** START OF ENTRIES PROVIDED **

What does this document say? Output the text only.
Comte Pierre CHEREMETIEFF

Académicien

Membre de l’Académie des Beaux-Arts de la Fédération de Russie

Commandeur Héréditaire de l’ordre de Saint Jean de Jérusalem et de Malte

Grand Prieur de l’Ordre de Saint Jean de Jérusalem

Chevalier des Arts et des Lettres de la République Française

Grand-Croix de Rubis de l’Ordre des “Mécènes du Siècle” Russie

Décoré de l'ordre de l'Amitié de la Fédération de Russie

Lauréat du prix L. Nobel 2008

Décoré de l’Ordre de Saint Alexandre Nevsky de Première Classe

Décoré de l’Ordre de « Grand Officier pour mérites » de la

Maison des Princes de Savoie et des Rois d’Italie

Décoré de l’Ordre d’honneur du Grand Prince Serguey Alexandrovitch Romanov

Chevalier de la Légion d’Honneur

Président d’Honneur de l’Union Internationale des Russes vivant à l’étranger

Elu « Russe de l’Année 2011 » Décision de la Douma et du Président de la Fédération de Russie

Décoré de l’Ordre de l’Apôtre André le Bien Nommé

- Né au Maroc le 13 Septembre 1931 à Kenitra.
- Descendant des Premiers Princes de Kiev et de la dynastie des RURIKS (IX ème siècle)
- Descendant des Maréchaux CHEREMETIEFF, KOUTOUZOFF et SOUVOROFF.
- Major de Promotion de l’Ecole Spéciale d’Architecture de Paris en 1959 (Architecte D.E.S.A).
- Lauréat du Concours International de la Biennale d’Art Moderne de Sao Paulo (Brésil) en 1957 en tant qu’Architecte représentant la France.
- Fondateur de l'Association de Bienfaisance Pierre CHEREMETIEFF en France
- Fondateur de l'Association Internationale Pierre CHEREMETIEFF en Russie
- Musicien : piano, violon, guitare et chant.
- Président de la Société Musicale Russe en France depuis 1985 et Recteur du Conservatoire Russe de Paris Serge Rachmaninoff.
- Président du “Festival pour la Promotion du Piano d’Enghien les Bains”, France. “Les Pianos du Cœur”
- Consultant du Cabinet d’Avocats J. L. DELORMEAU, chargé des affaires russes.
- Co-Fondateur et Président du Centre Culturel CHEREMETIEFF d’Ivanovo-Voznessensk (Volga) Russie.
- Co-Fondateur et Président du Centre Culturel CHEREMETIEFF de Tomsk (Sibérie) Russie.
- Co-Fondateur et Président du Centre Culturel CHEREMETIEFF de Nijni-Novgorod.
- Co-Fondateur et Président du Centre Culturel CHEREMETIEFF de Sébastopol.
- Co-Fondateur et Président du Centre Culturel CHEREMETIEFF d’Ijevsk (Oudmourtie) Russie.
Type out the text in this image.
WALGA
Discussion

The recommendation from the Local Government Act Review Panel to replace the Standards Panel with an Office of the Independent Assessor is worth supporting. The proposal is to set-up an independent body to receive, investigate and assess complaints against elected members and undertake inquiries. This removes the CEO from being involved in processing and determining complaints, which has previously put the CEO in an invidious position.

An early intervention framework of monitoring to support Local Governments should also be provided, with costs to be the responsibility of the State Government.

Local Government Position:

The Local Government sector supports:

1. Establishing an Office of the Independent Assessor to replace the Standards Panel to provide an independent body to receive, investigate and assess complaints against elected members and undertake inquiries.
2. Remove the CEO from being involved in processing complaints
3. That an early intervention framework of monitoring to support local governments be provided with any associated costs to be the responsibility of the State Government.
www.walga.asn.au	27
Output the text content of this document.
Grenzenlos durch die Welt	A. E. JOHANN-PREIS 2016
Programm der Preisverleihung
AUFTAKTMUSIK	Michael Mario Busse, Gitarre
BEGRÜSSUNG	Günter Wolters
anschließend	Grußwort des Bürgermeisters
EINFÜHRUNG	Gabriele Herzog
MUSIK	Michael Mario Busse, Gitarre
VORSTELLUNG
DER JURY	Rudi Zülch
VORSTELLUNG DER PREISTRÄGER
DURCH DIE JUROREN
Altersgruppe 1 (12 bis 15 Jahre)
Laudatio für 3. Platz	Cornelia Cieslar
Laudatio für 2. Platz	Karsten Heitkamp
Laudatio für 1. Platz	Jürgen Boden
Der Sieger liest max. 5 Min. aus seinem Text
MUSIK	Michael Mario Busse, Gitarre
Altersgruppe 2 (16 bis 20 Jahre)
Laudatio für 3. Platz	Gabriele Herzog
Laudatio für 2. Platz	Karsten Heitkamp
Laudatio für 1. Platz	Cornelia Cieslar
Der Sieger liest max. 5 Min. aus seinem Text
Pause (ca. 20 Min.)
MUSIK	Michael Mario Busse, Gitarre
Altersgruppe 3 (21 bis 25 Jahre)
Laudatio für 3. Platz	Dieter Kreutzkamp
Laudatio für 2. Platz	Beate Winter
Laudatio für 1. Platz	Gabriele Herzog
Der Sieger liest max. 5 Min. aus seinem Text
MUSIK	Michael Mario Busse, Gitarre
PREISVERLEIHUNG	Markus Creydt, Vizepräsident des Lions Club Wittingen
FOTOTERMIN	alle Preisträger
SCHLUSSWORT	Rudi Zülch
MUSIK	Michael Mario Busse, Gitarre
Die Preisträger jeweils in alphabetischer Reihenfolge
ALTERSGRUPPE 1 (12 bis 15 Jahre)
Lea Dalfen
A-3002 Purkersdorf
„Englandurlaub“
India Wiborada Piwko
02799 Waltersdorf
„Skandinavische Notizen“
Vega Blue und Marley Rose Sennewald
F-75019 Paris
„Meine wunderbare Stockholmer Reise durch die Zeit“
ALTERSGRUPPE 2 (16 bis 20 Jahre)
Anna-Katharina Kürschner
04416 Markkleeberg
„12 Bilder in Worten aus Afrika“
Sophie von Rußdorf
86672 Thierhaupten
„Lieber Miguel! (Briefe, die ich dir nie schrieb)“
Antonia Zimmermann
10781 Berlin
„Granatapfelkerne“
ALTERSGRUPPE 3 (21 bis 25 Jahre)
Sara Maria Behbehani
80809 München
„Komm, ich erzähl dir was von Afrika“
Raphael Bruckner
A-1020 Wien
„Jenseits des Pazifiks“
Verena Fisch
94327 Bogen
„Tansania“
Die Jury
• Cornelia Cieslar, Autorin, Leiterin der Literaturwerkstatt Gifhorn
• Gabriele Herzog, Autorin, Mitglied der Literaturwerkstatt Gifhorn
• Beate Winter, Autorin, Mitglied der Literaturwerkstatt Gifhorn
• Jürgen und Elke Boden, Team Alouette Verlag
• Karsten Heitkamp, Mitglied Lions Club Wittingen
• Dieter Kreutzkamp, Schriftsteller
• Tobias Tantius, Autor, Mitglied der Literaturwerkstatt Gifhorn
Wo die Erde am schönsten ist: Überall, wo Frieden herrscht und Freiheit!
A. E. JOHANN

** END OF ENTRIES PROVIDED **

= WHAT YOU WILL DO =
Above are some records. Print them all exactly.

= CORRECT RESULT =
What does this document say? Output the text only.
Comte Pierre CHEREMETIEFF

Académicien

Membre de l’Académie des Beaux-Arts de la Fédération de Russie

Commandeur Héréditaire de l’ordre de Saint Jean de Jérusalem et de Malte

Grand Prieur de l’Ordre de Saint Jean de Jérusalem

Chevalier des Arts et des Lettres de la République Française

Grand-Croix de Rubis de l’Ordre des “Mécènes du Siècle” Russie

Décoré de l'ordre de l'Amitié de la Fédération de Russie

Lauréat du prix L. Nobel 2008

Décoré de l’Ordre de Saint Alexandre Nevsky de Première Classe

Décoré de l’Ordre de « Grand Officier pour mérites » de la

Maison des Princes de Savoie et des Rois d’Italie

Décoré de l’Ordre d’honneur du Grand Prince Serguey Alexandrovitch Romanov

Chevalier de la Légion d’Honneur

Président d’Honneur de l’Union Internationale des Russes vivant à l’étranger

Elu « Russe de l’Année 2011 » Décision de la Douma et du Président de la Fédération de Russie

Décoré de l’Ordre de l’Apôtre André le Bien Nommé

- Né au Maroc le 13 Septembre 1931 à Kenitra.
- Descendant des Premiers Princes de Kiev et de la dynastie des RURIKS (IX ème siècle)
- Descendant des Maréchaux CHEREMETIEFF, KOUTOUZOFF et SOUVOROFF.
- Major de Promotion de l’Ecole Spéciale d’Architecture de Paris en 1959 (Architecte D.E.S.A).
- Lauréat du Concours International de la Biennale d’Art Moderne de Sao Paulo (Brésil) en 1957 en tant qu’Architecte représentant la France.
- Fondateur de l'Association de Bienfaisance Pierre CHEREMETIEFF en France
- Fondateur de l'Association Internationale Pierre CHEREMETIEFF en Russie
- Musicien : piano, violon, guitare et chant.
- Président de la Société Musicale Russe en France depuis 1985 et Recteur du Conservatoire Russe de Paris Serge Rachmaninoff.
- Président du “Festival pour la Promotion du Piano d’Enghien les Bains”, France. “Les Pianos du Cœur”
- Consultant du Cabinet d’Avocats J. L. DELORMEAU, chargé des affaires russes.
- Co-Fondateur et Président du Centre Culturel CHEREMETIEFF d’Ivanovo-Voznessensk (Volga) Russie.
- Co-Fondateur et Président du Centre Culturel CHEREMETIEFF de Tomsk (Sibérie) Russie.
- Co-Fondateur et Président du Centre Culturel CHEREMETIEFF de Nijni-Novgorod.
- Co-Fondateur et Président du Centre Culturel CHEREMETIEFF de Sébastopol.
- Co-Fondateur et Président du Centre Culturel CHEREMETIEFF d’Ijevsk (Oudmourtie) Russie.
Type out the text in this image.
WALGA
Discussion

The recommendation from the Local Government Act Review Panel to replace the Standards Panel with an Office of the Independent Assessor is worth supporting. The proposal is to set-up an independent body to receive, investigate and assess complaints against elected members and undertake inquiries. This removes the CEO from being involved in processing and determining complaints, which has previously put the CEO in an invidious position.

An early intervention framework of monitoring to support Local Governments should also be provided, with costs to be the responsibility of the State Government.

Local Government Position:

The Local Government sector supports:

1. Establishing an Office of the Independent Assessor to replace the Standards Panel to provide an independent body to receive, investigate and assess complaints against elected members and undertake inquiries.
2. Remove the CEO from being involved in processing complaints
3. That an early intervention framework of monitoring to support local governments be provided with any associated costs to be the responsibility of the State Government.
www.walga.asn.au	27
Output the text content of this document.
Grenzenlos durch die Welt	A. E. JOHANN-PREIS 2016
Programm der Preisverleihung
AUFTAKTMUSIK	Michael Mario Busse, Gitarre
BEGRÜSSUNG	Günter Wolters
anschließend	Grußwort des Bürgermeisters
EINFÜHRUNG	Gabriele Herzog
MUSIK	Michael Mario Busse, Gitarre
VORSTELLUNG
DER JURY	Rudi Zülch
VORSTELLUNG DER PREISTRÄGER
DURCH DIE JUROREN
Altersgruppe 1 (12 bis 15 Jahre)
Laudatio für 3. Platz	Cornelia Cieslar
Laudatio für 2. Platz	Karsten Heitkamp
Laudatio für 1. Platz	Jürgen Boden
Der Sieger liest max. 5 Min. aus seinem Text
MUSIK	Michael Mario Busse, Gitarre
Altersgruppe 2 (16 bis 20 Jahre)
Laudatio für 3. Platz	Gabriele Herzog
Laudatio für 2. Platz	Karsten Heitkamp
Laudatio für 1. Platz	Cornelia Cieslar
Der Sieger liest max. 5 Min. aus seinem Text
Pause (ca. 20 Min.)
MUSIK	Michael Mario Busse, Gitarre
Altersgruppe 3 (21 bis 25 Jahre)
Laudatio für 3. Platz	Dieter Kreutzkamp
Laudatio für 2. Platz	Beate Winter
Laudatio für 1. Platz	Gabriele Herzog
Der Sieger liest max. 5 Min. aus seinem Text
MUSIK	Michael Mario Busse, Gitarre
PREISVERLEIHUNG	Markus Creydt, Vizepräsident des Lions Club Wittingen
FOTOTERMIN	alle Preisträger
SCHLUSSWORT	Rudi Zülch
MUSIK	Michael Mario Busse, Gitarre
Die Preisträger jeweils in alphabetischer Reihenfolge
ALTERSGRUPPE 1 (12 bis 15 Jahre)
Lea Dalfen
A-3002 Purkersdorf
„Englandurlaub“
India Wiborada Piwko
02799 Waltersdorf
„Skandinavische Notizen“
Vega Blue und Marley Rose Sennewald
F-75019 Paris
„Meine wunderbare Stockholmer Reise durch die Zeit“
ALTERSGRUPPE 2 (16 bis 20 Jahre)
Anna-Katharina Kürschner
04416 Markkleeberg
„12 Bilder in Worten aus Afrika“
Sophie von Rußdorf
86672 Thierhaupten
„Lieber Miguel! (Briefe, die ich dir nie schrieb)“
Antonia Zimmermann
10781 Berlin
„Granatapfelkerne“
ALTERSGRUPPE 3 (21 bis 25 Jahre)
Sara Maria Behbehani
80809 München
„Komm, ich erzähl dir was von Afrika“
Raphael Bruckner
A-1020 Wien
„Jenseits des Pazifiks“
Verena Fisch
94327 Bogen
„Tansania“
Die Jury
• Cornelia Cieslar, Autorin, Leiterin der Literaturwerkstatt Gifhorn
• Gabriele Herzog, Autorin, Mitglied der Literaturwerkstatt Gifhorn
• Beate Winter, Autorin, Mitglied der Literaturwerkstatt Gifhorn
• Jürgen und Elke Boden, Team Alouette Verlag
• Karsten Heitkamp, Mitglied Lions Club Wittingen
• Dieter Kreutzkamp, Schriftsteller
• Tobias Tantius, Autor, Mitglied der Literaturwerkstatt Gifhorn
Wo die Erde am schönsten ist: Überall, wo Frieden herrscht und Freiheit!
A. E. JOHANN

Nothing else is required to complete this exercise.